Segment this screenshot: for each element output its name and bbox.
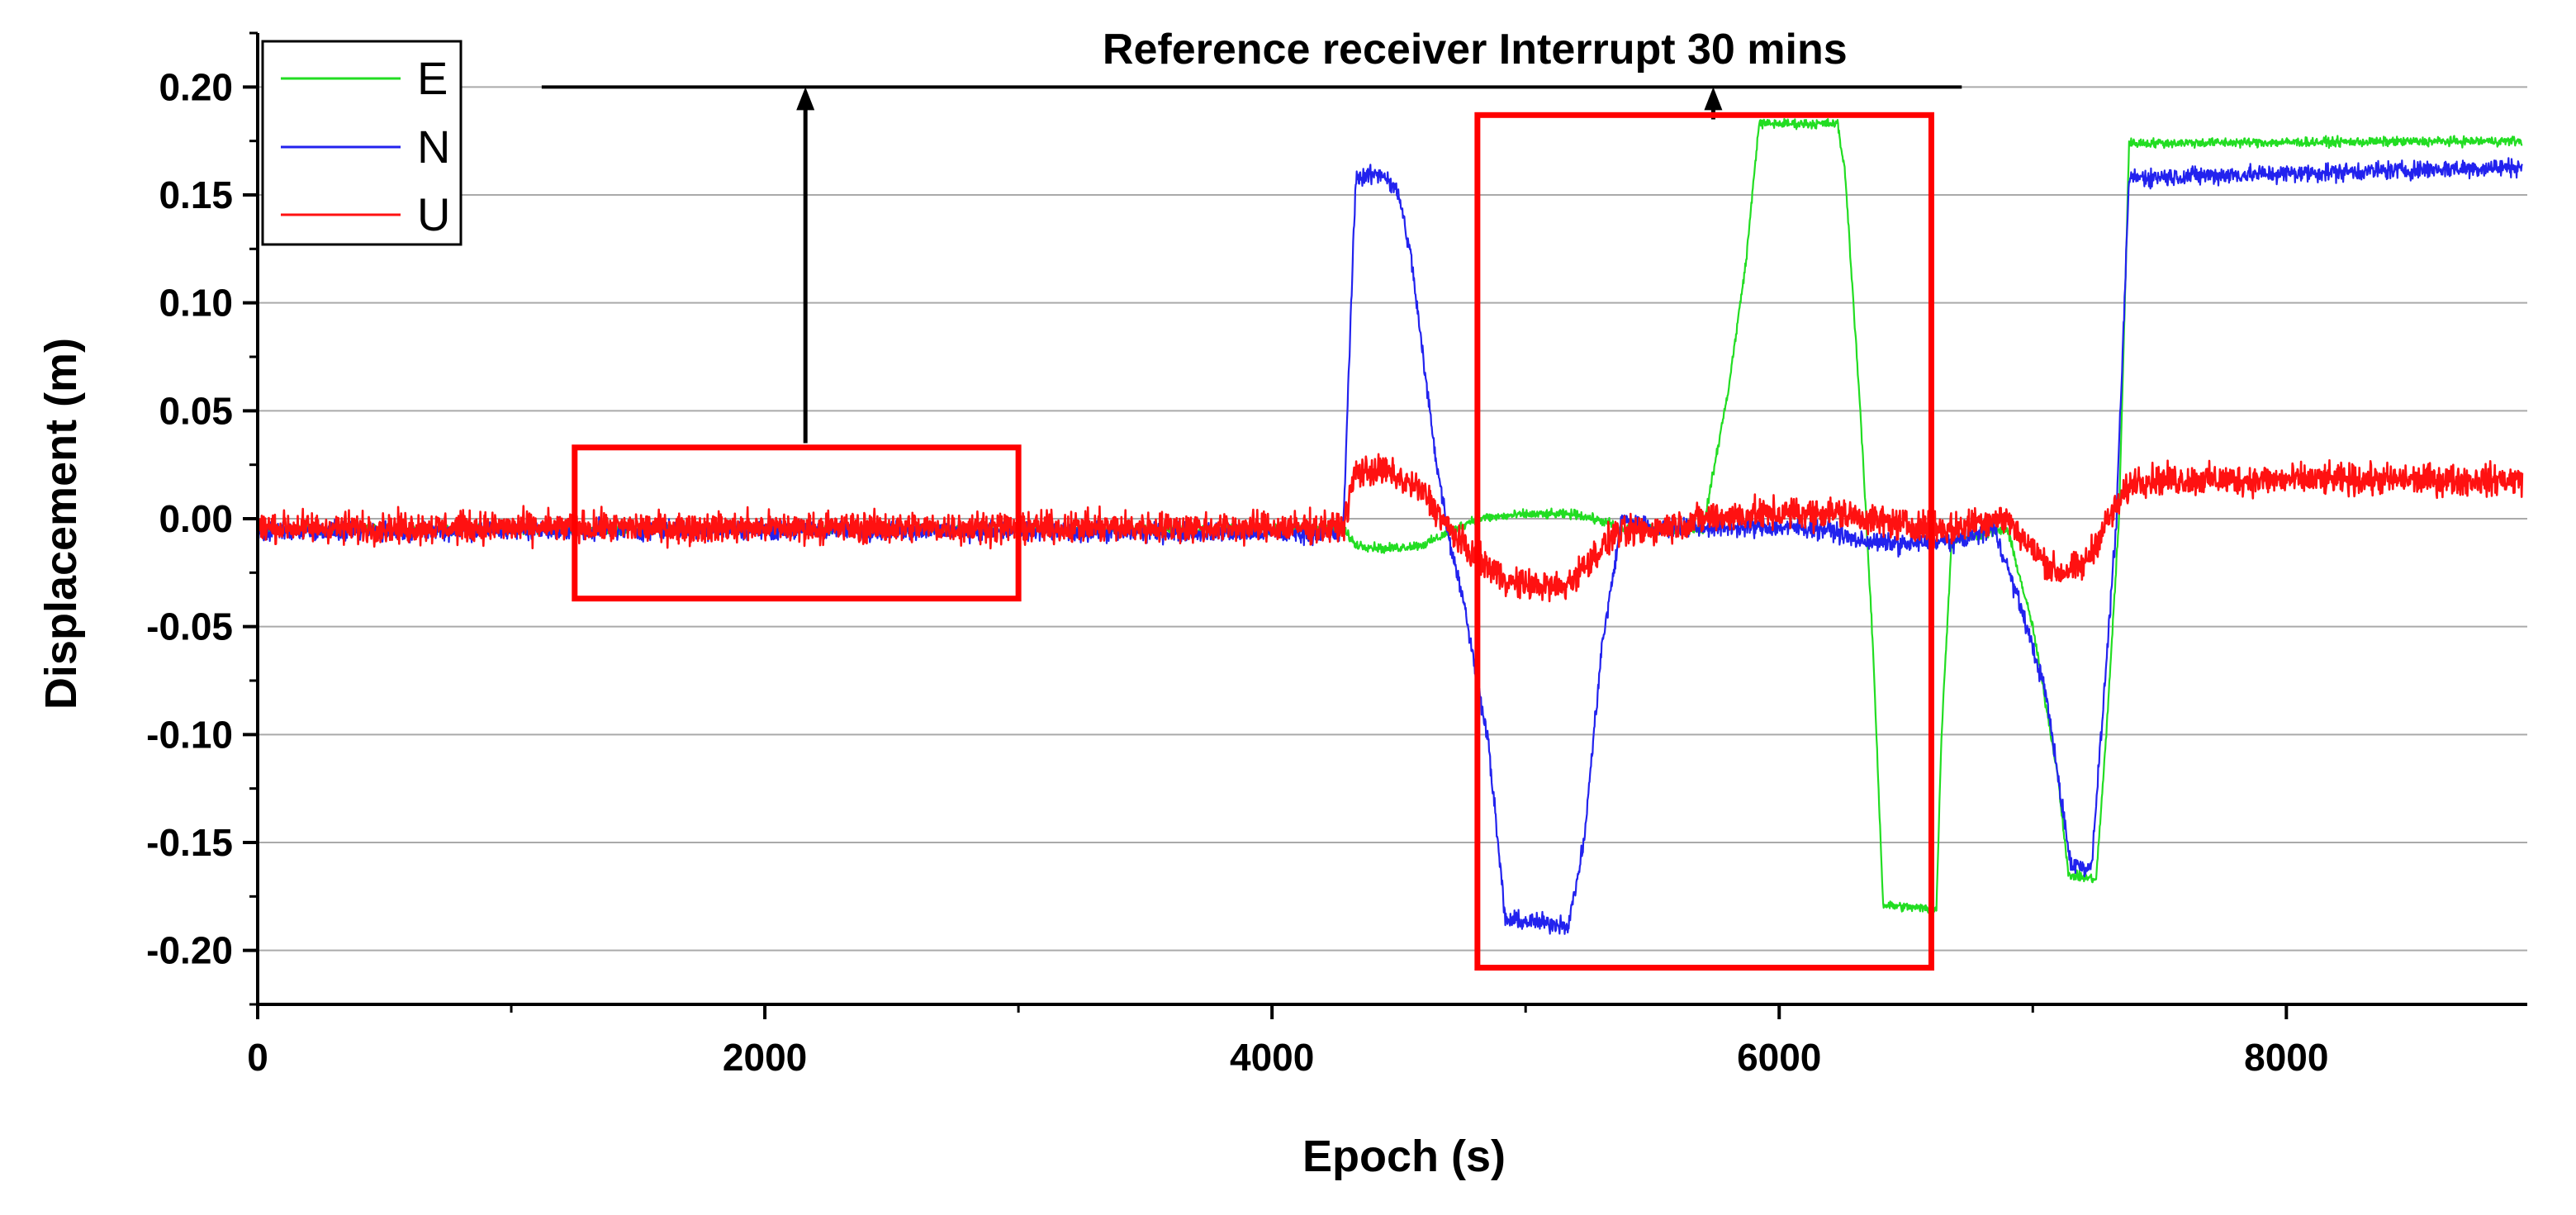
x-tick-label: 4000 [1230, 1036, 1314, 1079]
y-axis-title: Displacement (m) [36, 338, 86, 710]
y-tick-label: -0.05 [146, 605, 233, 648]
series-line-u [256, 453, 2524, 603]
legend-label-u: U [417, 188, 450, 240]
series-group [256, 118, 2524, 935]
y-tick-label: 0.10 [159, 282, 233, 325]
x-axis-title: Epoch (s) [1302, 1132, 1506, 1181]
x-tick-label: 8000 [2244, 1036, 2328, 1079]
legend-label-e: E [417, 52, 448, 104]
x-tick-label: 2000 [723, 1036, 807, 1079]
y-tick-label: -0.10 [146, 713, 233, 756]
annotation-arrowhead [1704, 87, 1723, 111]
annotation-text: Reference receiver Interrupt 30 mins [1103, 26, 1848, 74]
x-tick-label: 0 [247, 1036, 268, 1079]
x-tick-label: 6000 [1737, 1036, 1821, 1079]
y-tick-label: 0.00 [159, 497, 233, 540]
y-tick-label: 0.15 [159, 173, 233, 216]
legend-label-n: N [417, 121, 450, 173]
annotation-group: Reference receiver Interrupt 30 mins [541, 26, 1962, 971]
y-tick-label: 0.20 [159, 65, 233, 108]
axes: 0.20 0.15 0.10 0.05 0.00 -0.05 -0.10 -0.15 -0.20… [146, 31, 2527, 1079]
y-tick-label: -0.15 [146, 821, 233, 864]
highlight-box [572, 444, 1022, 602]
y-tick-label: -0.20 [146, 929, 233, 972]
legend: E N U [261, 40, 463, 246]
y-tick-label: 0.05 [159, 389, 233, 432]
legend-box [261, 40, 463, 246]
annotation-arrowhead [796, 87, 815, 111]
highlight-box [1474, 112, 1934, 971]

---

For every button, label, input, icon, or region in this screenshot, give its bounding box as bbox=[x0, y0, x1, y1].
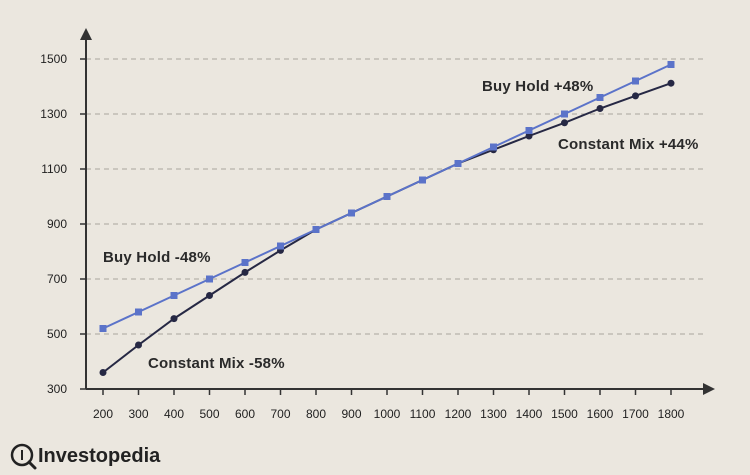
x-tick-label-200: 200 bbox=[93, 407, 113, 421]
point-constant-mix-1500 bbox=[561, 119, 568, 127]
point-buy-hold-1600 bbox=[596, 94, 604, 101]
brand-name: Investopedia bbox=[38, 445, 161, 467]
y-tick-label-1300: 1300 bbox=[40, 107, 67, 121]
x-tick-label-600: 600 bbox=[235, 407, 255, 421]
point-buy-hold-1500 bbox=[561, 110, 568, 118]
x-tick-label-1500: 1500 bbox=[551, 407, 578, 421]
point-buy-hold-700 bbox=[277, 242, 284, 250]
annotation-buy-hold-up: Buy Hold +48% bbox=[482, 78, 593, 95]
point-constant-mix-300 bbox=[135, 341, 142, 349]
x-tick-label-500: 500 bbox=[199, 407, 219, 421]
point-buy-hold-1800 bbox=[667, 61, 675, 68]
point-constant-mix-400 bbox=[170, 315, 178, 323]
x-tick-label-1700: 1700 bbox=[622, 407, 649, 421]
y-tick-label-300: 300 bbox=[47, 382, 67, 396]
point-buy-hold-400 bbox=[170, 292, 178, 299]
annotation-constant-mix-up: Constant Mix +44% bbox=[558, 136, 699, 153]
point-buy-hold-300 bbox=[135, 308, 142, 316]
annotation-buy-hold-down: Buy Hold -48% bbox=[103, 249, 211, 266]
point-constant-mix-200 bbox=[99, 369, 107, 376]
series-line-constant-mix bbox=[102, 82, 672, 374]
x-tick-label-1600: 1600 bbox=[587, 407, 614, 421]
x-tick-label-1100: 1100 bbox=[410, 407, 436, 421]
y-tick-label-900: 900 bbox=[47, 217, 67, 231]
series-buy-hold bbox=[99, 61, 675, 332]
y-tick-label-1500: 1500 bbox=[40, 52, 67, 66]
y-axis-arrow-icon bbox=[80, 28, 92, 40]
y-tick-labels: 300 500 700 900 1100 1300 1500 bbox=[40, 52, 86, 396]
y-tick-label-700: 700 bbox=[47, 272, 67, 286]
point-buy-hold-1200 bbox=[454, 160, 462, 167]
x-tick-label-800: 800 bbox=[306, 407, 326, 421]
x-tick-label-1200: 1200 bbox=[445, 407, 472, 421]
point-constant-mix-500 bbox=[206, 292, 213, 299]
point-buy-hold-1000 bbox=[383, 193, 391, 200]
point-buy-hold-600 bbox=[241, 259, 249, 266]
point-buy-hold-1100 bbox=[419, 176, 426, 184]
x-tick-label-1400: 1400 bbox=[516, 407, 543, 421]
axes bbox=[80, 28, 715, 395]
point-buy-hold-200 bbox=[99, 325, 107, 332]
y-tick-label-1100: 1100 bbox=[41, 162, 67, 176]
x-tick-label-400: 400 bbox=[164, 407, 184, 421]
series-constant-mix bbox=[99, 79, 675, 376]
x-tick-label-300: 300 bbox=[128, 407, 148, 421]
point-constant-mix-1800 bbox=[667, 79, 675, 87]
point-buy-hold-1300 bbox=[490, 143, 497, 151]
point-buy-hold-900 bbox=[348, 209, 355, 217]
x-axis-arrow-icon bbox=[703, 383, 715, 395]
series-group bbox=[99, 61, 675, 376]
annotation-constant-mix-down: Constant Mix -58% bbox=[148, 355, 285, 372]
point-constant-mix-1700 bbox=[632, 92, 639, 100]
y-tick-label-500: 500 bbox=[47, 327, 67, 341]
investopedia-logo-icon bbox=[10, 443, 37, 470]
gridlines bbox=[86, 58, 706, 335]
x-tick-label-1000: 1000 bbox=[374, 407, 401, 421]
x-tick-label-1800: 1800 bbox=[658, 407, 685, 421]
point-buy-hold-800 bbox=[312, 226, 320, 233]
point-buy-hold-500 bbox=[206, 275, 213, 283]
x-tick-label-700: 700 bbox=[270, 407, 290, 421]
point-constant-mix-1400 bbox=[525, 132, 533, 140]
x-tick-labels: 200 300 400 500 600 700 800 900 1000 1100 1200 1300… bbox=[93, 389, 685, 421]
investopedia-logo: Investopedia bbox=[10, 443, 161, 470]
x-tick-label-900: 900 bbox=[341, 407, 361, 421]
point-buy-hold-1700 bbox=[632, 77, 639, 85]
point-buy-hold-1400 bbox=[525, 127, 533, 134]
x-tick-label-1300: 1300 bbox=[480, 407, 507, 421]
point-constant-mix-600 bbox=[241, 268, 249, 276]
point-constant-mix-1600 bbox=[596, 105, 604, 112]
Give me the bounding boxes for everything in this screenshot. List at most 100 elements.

Objective:
Return the lines of the listing above without any changes, starting at the line that contains "x-tick-label-200: 200 bbox=[93, 407, 113, 421]" and ending at the line that contains "series-buy-hold bbox=[99, 61, 675, 332]", with both of those lines included.

In response:
x-tick-label-200: 200 bbox=[93, 407, 113, 421]
point-constant-mix-1500 bbox=[561, 119, 568, 127]
point-buy-hold-1600 bbox=[596, 94, 604, 101]
brand-name: Investopedia bbox=[38, 445, 161, 467]
y-tick-label-1300: 1300 bbox=[40, 107, 67, 121]
x-tick-label-600: 600 bbox=[235, 407, 255, 421]
point-buy-hold-1500 bbox=[561, 110, 568, 118]
x-tick-label-1500: 1500 bbox=[551, 407, 578, 421]
point-buy-hold-700 bbox=[277, 242, 284, 250]
annotation-buy-hold-up: Buy Hold +48% bbox=[482, 78, 593, 95]
point-constant-mix-300 bbox=[135, 341, 142, 349]
x-tick-label-500: 500 bbox=[199, 407, 219, 421]
point-buy-hold-1800 bbox=[667, 61, 675, 68]
point-constant-mix-400 bbox=[170, 315, 178, 323]
x-tick-label-1700: 1700 bbox=[622, 407, 649, 421]
y-tick-label-300: 300 bbox=[47, 382, 67, 396]
point-buy-hold-400 bbox=[170, 292, 178, 299]
annotation-constant-mix-up: Constant Mix +44% bbox=[558, 136, 699, 153]
point-buy-hold-300 bbox=[135, 308, 142, 316]
annotation-buy-hold-down: Buy Hold -48% bbox=[103, 249, 211, 266]
point-constant-mix-200 bbox=[99, 369, 107, 376]
series-line-constant-mix bbox=[102, 82, 672, 374]
x-tick-label-1600: 1600 bbox=[587, 407, 614, 421]
x-tick-label-1100: 1100 bbox=[410, 407, 436, 421]
y-tick-label-900: 900 bbox=[47, 217, 67, 231]
series-buy-hold bbox=[99, 61, 675, 332]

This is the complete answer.